TASK OBJECTIVE:
What follows are records. Restate all of them word for word.

RECORDS PROVIDED:
↓↓↓
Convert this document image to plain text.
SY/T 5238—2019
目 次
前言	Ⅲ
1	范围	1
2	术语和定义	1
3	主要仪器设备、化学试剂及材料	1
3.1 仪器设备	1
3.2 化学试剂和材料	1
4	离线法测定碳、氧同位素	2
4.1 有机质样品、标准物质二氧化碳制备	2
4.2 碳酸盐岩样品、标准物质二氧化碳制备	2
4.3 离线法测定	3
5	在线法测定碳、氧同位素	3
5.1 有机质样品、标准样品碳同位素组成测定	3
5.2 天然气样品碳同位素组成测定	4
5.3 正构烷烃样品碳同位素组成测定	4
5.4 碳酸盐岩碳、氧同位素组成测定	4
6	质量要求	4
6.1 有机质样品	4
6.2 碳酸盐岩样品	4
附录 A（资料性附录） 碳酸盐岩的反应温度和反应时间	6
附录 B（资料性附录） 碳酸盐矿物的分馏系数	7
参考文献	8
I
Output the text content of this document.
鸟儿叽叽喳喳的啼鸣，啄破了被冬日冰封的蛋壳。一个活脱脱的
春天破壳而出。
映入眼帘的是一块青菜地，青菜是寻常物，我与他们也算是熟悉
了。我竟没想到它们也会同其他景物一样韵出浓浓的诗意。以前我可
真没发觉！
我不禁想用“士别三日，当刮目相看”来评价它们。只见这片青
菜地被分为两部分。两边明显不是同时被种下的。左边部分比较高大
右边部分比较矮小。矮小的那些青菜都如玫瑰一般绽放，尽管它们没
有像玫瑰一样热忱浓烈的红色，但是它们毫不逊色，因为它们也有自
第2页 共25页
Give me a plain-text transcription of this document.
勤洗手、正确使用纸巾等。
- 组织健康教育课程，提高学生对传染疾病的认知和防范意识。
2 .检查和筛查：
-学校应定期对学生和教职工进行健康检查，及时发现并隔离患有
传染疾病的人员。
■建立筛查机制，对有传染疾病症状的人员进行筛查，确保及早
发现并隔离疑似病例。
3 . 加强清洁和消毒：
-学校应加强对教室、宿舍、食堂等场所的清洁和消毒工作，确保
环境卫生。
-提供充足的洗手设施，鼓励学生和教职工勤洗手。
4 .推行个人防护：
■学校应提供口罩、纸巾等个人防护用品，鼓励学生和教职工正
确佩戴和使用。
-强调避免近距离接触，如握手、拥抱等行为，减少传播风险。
↑↑↑
EXPECTED OUTPUT:
Convert this document image to plain text.
SY/T 5238—2019
目 次
前言	Ⅲ
1	范围	1
2	术语和定义	1
3	主要仪器设备、化学试剂及材料	1
3.1 仪器设备	1
3.2 化学试剂和材料	1
4	离线法测定碳、氧同位素	2
4.1 有机质样品、标准物质二氧化碳制备	2
4.2 碳酸盐岩样品、标准物质二氧化碳制备	2
4.3 离线法测定	3
5	在线法测定碳、氧同位素	3
5.1 有机质样品、标准样品碳同位素组成测定	3
5.2 天然气样品碳同位素组成测定	4
5.3 正构烷烃样品碳同位素组成测定	4
5.4 碳酸盐岩碳、氧同位素组成测定	4
6	质量要求	4
6.1 有机质样品	4
6.2 碳酸盐岩样品	4
附录 A（资料性附录） 碳酸盐岩的反应温度和反应时间	6
附录 B（资料性附录） 碳酸盐矿物的分馏系数	7
参考文献	8
I
Output the text content of this document.
鸟儿叽叽喳喳的啼鸣，啄破了被冬日冰封的蛋壳。一个活脱脱的
春天破壳而出。
映入眼帘的是一块青菜地，青菜是寻常物，我与他们也算是熟悉
了。我竟没想到它们也会同其他景物一样韵出浓浓的诗意。以前我可
真没发觉！
我不禁想用“士别三日，当刮目相看”来评价它们。只见这片青
菜地被分为两部分。两边明显不是同时被种下的。左边部分比较高大
右边部分比较矮小。矮小的那些青菜都如玫瑰一般绽放，尽管它们没
有像玫瑰一样热忱浓烈的红色，但是它们毫不逊色，因为它们也有自
第2页 共25页
Give me a plain-text transcription of this document.
勤洗手、正确使用纸巾等。
- 组织健康教育课程，提高学生对传染疾病的认知和防范意识。
2 .检查和筛查：
-学校应定期对学生和教职工进行健康检查，及时发现并隔离患有
传染疾病的人员。
■建立筛查机制，对有传染疾病症状的人员进行筛查，确保及早
发现并隔离疑似病例。
3 . 加强清洁和消毒：
-学校应加强对教室、宿舍、食堂等场所的清洁和消毒工作，确保
环境卫生。
-提供充足的洗手设施，鼓励学生和教职工勤洗手。
4 .推行个人防护：
■学校应提供口罩、纸巾等个人防护用品，鼓励学生和教职工正
确佩戴和使用。
-强调避免近距离接触，如握手、拥抱等行为，减少传播风险。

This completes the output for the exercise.